### Selected extract

Tuesday, April 7, 2009

Twenty-one Days and Counting...

Exactly three weeks from today I will be a published author. Sometimes it's still so hard to believe that it will happen. I've seen the book; I've held it in my hand. I even looked in the back to see my picture just to make sure it was really me. Yep, my smiling mug. Wow!
So it brings to mind what happened when I got the call. I'll admit that I had fantasized about that day many times. Even though I really never thought it would happen to me, that certainly didn't keep me from fantasizing about it. After all, I am a dreamer.
Here's the gist of how it happened:
My agent had sent the manuscript out a few weeks before and I was on pins and needles. Couldn't sit still, couldn't think properly, certainly couldn't write. I mean, there were editors out there reading my stuff. How on earth was I supposed to concentrate on other things?

### Recorded information
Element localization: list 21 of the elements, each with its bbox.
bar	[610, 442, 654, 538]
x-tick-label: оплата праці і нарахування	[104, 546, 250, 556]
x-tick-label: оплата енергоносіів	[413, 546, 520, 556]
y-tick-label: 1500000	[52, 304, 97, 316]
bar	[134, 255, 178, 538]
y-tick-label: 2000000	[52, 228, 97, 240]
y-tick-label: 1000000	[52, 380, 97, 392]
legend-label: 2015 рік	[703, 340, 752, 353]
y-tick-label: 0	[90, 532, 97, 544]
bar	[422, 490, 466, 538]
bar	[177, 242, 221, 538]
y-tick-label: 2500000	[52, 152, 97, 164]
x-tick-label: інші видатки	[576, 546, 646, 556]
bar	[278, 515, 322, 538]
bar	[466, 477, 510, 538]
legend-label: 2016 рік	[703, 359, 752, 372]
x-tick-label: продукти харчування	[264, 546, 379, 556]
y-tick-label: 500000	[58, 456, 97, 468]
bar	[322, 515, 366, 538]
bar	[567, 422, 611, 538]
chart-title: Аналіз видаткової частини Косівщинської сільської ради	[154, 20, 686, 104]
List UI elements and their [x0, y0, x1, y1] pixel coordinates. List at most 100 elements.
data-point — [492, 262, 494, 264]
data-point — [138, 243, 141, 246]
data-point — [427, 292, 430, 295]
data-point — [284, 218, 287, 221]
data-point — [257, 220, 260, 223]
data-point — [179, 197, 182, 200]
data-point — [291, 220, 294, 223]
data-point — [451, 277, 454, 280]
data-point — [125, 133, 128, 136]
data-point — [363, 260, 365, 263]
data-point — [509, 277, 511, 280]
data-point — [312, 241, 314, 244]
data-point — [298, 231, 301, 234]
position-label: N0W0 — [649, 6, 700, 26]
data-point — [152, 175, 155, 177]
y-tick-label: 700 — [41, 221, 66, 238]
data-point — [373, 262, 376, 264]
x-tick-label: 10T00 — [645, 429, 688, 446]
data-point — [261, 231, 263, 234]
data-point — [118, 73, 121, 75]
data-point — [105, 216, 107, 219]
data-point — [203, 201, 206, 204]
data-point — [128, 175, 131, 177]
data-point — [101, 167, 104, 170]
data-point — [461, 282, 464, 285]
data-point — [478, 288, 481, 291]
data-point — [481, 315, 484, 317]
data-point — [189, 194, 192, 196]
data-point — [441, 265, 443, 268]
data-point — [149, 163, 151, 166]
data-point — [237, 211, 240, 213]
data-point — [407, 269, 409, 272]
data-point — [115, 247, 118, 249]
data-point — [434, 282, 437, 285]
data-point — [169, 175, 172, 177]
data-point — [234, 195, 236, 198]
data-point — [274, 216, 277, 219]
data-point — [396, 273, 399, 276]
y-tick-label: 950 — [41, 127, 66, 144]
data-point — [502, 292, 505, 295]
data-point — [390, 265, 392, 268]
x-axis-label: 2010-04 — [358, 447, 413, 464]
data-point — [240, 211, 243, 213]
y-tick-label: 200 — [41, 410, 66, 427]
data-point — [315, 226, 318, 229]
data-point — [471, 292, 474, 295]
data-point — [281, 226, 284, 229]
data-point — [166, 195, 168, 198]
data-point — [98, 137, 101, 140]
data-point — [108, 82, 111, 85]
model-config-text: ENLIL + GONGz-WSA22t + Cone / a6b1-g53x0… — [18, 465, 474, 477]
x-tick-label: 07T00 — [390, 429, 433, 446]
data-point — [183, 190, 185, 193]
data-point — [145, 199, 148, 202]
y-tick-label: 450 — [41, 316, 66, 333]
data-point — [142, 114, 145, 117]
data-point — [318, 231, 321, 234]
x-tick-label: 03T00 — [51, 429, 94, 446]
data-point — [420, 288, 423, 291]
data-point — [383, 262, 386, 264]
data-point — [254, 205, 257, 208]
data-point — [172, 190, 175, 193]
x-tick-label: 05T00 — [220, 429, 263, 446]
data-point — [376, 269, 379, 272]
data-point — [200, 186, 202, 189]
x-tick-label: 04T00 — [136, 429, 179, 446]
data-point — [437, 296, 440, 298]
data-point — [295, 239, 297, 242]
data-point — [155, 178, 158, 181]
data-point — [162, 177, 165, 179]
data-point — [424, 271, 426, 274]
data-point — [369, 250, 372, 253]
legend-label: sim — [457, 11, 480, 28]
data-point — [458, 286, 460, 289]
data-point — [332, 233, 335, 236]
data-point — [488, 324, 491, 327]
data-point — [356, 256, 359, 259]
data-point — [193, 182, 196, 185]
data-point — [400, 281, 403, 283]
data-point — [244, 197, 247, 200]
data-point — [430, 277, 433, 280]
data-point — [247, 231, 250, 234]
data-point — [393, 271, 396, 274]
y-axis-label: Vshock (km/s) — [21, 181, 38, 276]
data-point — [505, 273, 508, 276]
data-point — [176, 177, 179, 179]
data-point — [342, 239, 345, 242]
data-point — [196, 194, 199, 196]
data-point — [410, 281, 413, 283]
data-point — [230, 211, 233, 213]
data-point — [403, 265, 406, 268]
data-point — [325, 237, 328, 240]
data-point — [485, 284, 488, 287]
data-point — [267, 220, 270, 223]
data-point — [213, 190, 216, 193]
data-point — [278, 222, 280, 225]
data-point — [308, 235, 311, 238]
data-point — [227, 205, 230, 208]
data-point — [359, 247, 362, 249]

### Problem set
**A.** Answer these questions using the blog post:
(i) How long from the day of the blog post will it be until the writer is a published author?
(ii) What did the writer look for in the back of the book?
(iii) Who sent the manuscript out?
**B.** Retype the blog post from "So it brings" up to and including "on other things?".

### Solutions to each task
**A.**
(i) Exactly three weeks (twenty-one days).
(ii) The writer's own picture.
(iii) The writer's agent.

**B.**
So it brings to mind what happened when I got the call. I'll admit that I had fantasized about that day many times. Even though I really never thought it would happen to me, that certainly didn't keep me from fantasizing about it. After all, I am a dreamer.
Here's the gist of how it happened:
My agent had sent the manuscript out a few weeks before and I was on pins and needles. Couldn't sit still, couldn't think properly, certainly couldn't write. I mean, there were editors out there reading my stuff. How on earth was I supposed to concentrate on other things?